▸ **Your task**
Locate each line of the material that contains "Dice", then return it.

━━━ Data section

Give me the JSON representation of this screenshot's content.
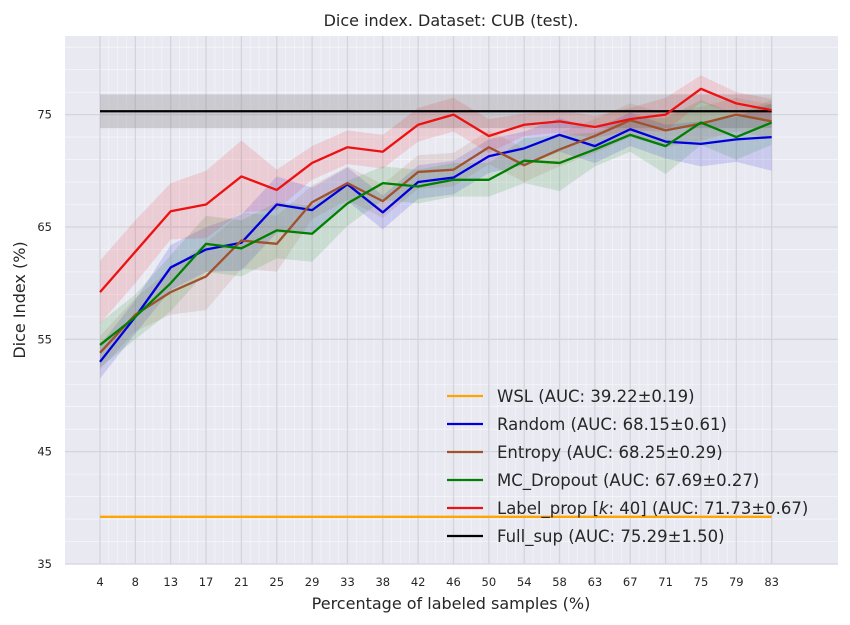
{
  "chart_data": {
    "type": "line",
    "title": "Dice index. Dataset: CUB (test).",
    "xlabel": "Percentage of labeled samples (%)",
    "ylabel": "Dice Index (%)",
    "x": [
      4,
      8,
      13,
      17,
      21,
      25,
      29,
      33,
      38,
      42,
      46,
      50,
      54,
      58,
      63,
      67,
      71,
      75,
      79,
      83
    ],
    "ylim": [
      35,
      82
    ],
    "yticks": [
      35,
      45,
      55,
      65,
      75
    ],
    "grid": true,
    "legend_position": "lower-right",
    "series": [
      {
        "name": "WSL (AUC: 39.22±0.19)",
        "color": "#ffa500",
        "values": [
          39.2,
          39.2,
          39.2,
          39.2,
          39.2,
          39.2,
          39.2,
          39.2,
          39.2,
          39.2,
          39.2,
          39.2,
          39.2,
          39.2,
          39.2,
          39.2,
          39.2,
          39.2,
          39.2,
          39.2
        ],
        "band": [
          0.1,
          0.1,
          0.1,
          0.1,
          0.1,
          0.1,
          0.1,
          0.1,
          0.1,
          0.1,
          0.1,
          0.1,
          0.1,
          0.1,
          0.1,
          0.1,
          0.1,
          0.1,
          0.1,
          0.1
        ]
      },
      {
        "name": "Random (AUC: 68.15±0.61)",
        "color": "#0000dd",
        "values": [
          53.0,
          57.0,
          61.4,
          63.0,
          63.6,
          67.0,
          66.5,
          68.8,
          66.3,
          69.0,
          69.4,
          71.3,
          72.0,
          73.2,
          72.2,
          73.7,
          72.6,
          72.4,
          72.8,
          73.0
        ],
        "band": [
          1.5,
          1.5,
          2.0,
          2.0,
          2.5,
          2.5,
          2.0,
          1.5,
          1.5,
          1.5,
          1.5,
          1.5,
          1.5,
          1.5,
          1.5,
          1.5,
          1.5,
          2.0,
          2.0,
          3.0
        ]
      },
      {
        "name": "Entropy (AUC: 68.25±0.29)",
        "color": "#a0522d",
        "values": [
          53.8,
          57.2,
          59.2,
          60.6,
          63.8,
          63.5,
          67.2,
          68.9,
          67.3,
          69.9,
          70.1,
          72.1,
          70.5,
          71.9,
          73.1,
          74.5,
          73.6,
          74.2,
          75.0,
          74.4
        ],
        "band": [
          1.5,
          1.5,
          2.0,
          3.0,
          2.5,
          2.5,
          1.5,
          1.5,
          1.5,
          1.5,
          1.5,
          1.5,
          1.5,
          1.5,
          1.5,
          1.5,
          1.5,
          1.5,
          1.5,
          1.5
        ]
      },
      {
        "name": "MC_Dropout (AUC: 67.69±0.27)",
        "color": "#008000",
        "values": [
          54.5,
          57.0,
          60.0,
          63.5,
          63.1,
          64.7,
          64.4,
          67.1,
          68.9,
          68.6,
          69.2,
          69.2,
          70.9,
          70.7,
          71.9,
          73.2,
          72.2,
          74.3,
          73.0,
          74.3
        ],
        "band": [
          2.0,
          2.0,
          2.5,
          2.5,
          2.5,
          2.5,
          2.5,
          2.0,
          1.5,
          1.5,
          1.5,
          1.5,
          2.0,
          2.5,
          1.5,
          1.5,
          2.5,
          2.0,
          2.0,
          2.0
        ]
      },
      {
        "name": "Label_prop [k: 40] (AUC: 71.73±0.67)",
        "name_parts": [
          "Label_prop [",
          "k",
          ": 40] (AUC: 71.73±0.67)"
        ],
        "color": "#ee1111",
        "values": [
          59.2,
          62.8,
          66.4,
          67.0,
          69.5,
          68.3,
          70.7,
          72.1,
          71.7,
          74.1,
          75.0,
          73.1,
          74.1,
          74.4,
          73.9,
          74.6,
          75.0,
          77.3,
          76.0,
          75.4
        ],
        "band": [
          2.8,
          2.8,
          2.5,
          3.0,
          3.2,
          1.8,
          1.5,
          1.5,
          1.5,
          1.5,
          1.5,
          1.5,
          1.0,
          1.0,
          1.0,
          1.0,
          1.5,
          1.2,
          1.0,
          1.0
        ]
      },
      {
        "name": "Full_sup (AUC: 75.29±1.50)",
        "color": "#000000",
        "values": [
          75.3,
          75.3,
          75.3,
          75.3,
          75.3,
          75.3,
          75.3,
          75.3,
          75.3,
          75.3,
          75.3,
          75.3,
          75.3,
          75.3,
          75.3,
          75.3,
          75.3,
          75.3,
          75.3,
          75.3
        ],
        "band": [
          1.5,
          1.5,
          1.5,
          1.5,
          1.5,
          1.5,
          1.5,
          1.5,
          1.5,
          1.5,
          1.5,
          1.5,
          1.5,
          1.5,
          1.5,
          1.5,
          1.5,
          1.5,
          1.5,
          1.5
        ]
      }
    ]
  }
}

━━━━━━

▸ **Right answer**
    "title": "Dice index. Dataset: CUB (test).",
    "ylabel": "Dice Index (%)",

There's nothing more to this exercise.